Records:
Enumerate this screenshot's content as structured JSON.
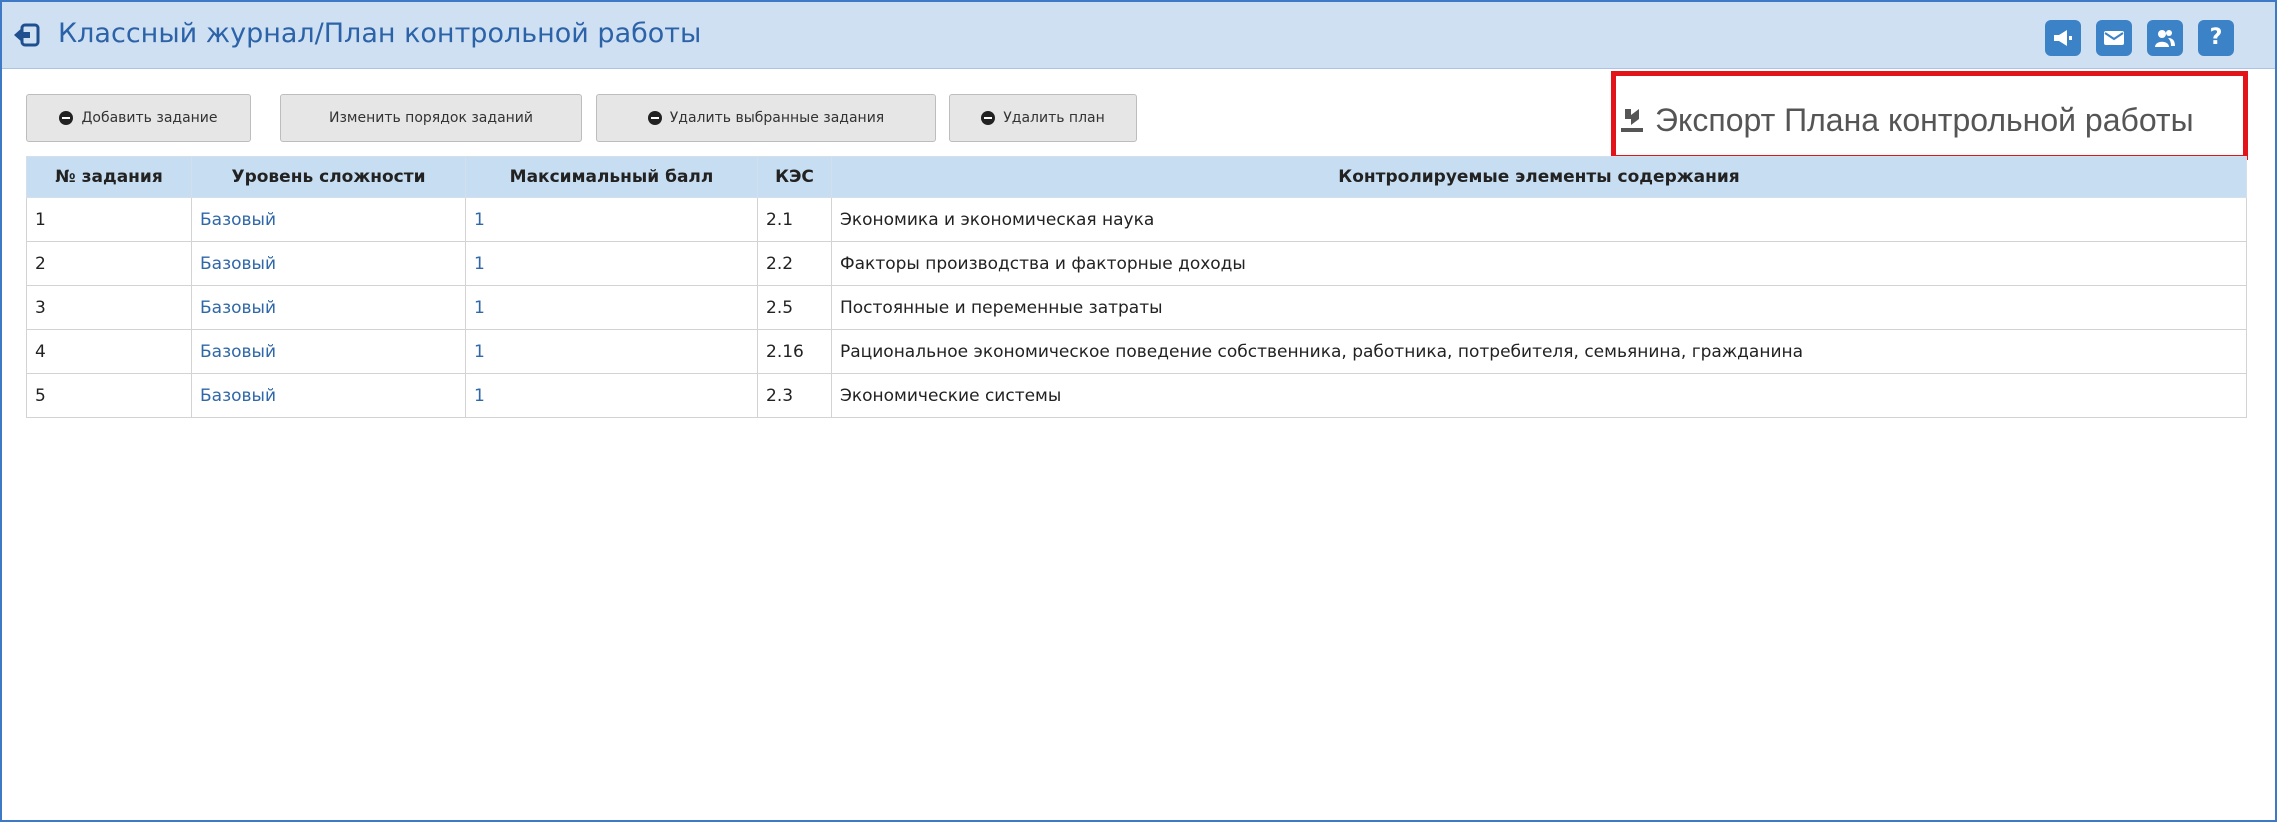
{
  "window": {
    "title": "Классный журнал/План контрольной работы",
    "icons": [
      "back-icon",
      "megaphone-icon",
      "mail-icon",
      "users-icon",
      "help-icon"
    ],
    "help_label": "?",
    "accent_color": "#3c82c7",
    "titlebar_color": "#cfe0f2"
  },
  "toolbar": {
    "add_task": "Добавить задание",
    "reorder_tasks": "Изменить порядок заданий",
    "delete_selected": "Удалить выбранные задания",
    "delete_plan": "Удалить план"
  },
  "export": {
    "label": "Экспорт Плана контрольной работы",
    "icon": "download-icon",
    "highlight_color": "#e3131a"
  },
  "table": {
    "columns": [
      "№ задания",
      "Уровень сложности",
      "Максимальный балл",
      "КЭС",
      "Контролируемые элементы содержания"
    ],
    "rows": [
      {
        "num": "1",
        "level": "Базовый",
        "score": "1",
        "kes": "2.1",
        "element": "Экономика и экономическая наука"
      },
      {
        "num": "2",
        "level": "Базовый",
        "score": "1",
        "kes": "2.2",
        "element": "Факторы производства и факторные доходы"
      },
      {
        "num": "3",
        "level": "Базовый",
        "score": "1",
        "kes": "2.5",
        "element": "Постоянные и переменные затраты"
      },
      {
        "num": "4",
        "level": "Базовый",
        "score": "1",
        "kes": "2.16",
        "element": "Рациональное экономическое поведение собственника, работника, потребителя, семьянина, гражданина"
      },
      {
        "num": "5",
        "level": "Базовый",
        "score": "1",
        "kes": "2.3",
        "element": "Экономические системы"
      }
    ]
  }
}
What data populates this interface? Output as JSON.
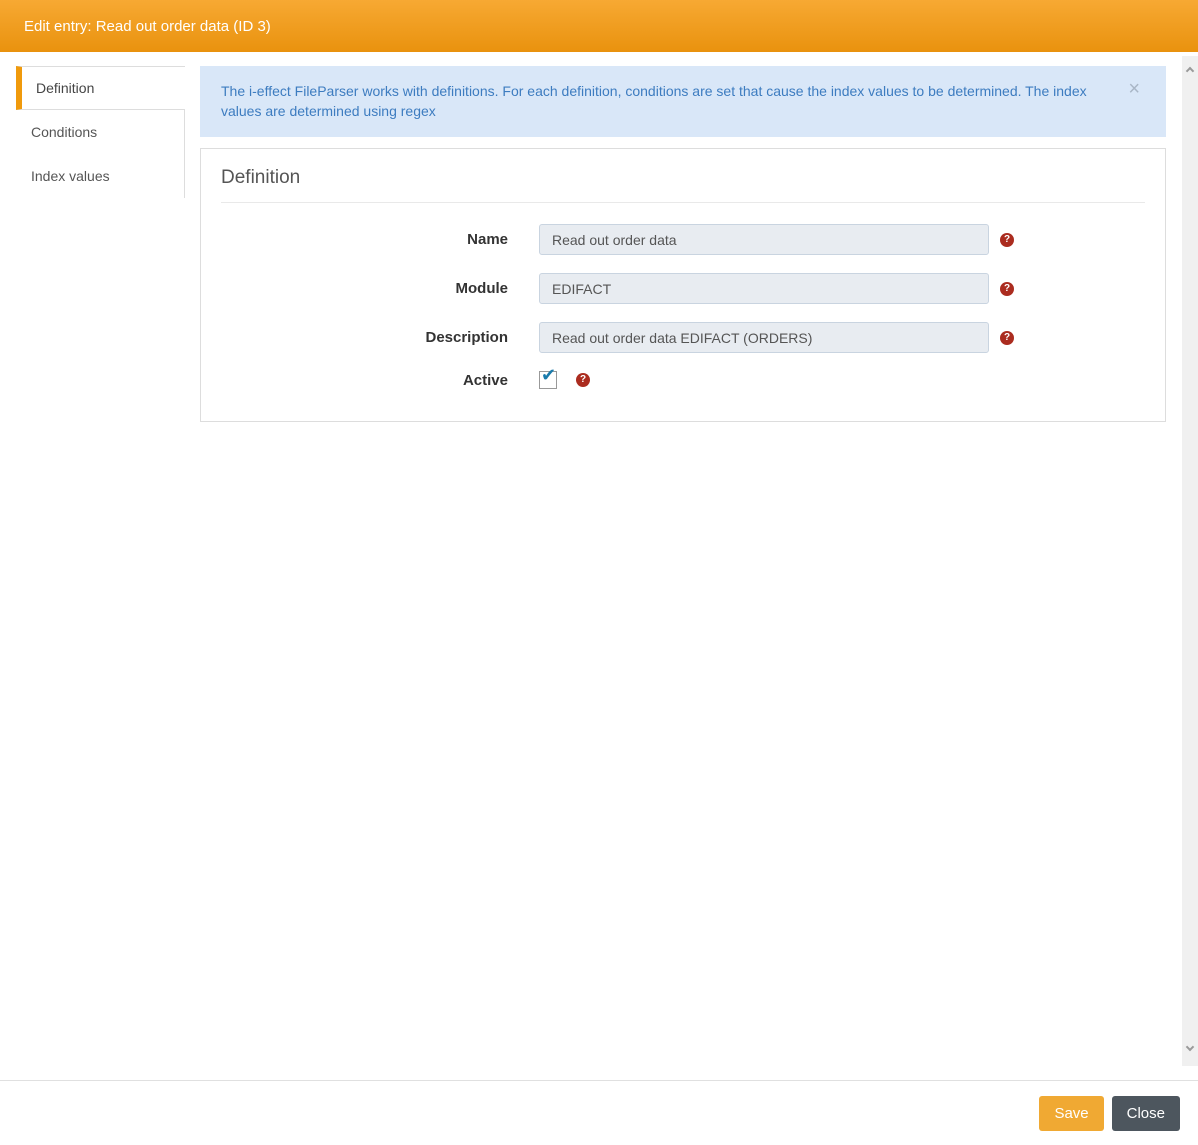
{
  "window": {
    "title": "Edit entry: Read out order data (ID 3)"
  },
  "sidebar": {
    "tabs": [
      {
        "label": "Definition",
        "active": true
      },
      {
        "label": "Conditions",
        "active": false
      },
      {
        "label": "Index values",
        "active": false
      }
    ]
  },
  "alert": {
    "message": "The i-effect FileParser works with definitions. For each definition, conditions are set that cause the index values to be determined. The index values are determined using regex",
    "close_icon": "×"
  },
  "panel": {
    "title": "Definition"
  },
  "form": {
    "fields": [
      {
        "label": "Name",
        "value": "Read out order data"
      },
      {
        "label": "Module",
        "value": "EDIFACT"
      },
      {
        "label": "Description",
        "value": "Read out order data EDIFACT (ORDERS)"
      }
    ],
    "active": {
      "label": "Active",
      "checked": true
    }
  },
  "icons": {
    "help": "?",
    "check": "✔"
  },
  "footer": {
    "save": "Save",
    "close": "Close"
  },
  "colors": {
    "header_top": "#f7a933",
    "header_bottom": "#e9920e",
    "accent_orange": "#f09a0c",
    "alert_bg": "#d9e7f8",
    "alert_text": "#3d7cc0",
    "input_bg": "#e8ecf1",
    "input_border": "#c9d4e0",
    "help_bg": "#ab2c1f",
    "check_color": "#1a7bab",
    "save_bg": "#f0a933",
    "close_bg": "#4d565e"
  }
}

Work to complete: Scan the entries above for the word "задания" and collect each line holding it.

Full output:
    "delete_selected": "Удалить выбранные задания",
      "№ задания",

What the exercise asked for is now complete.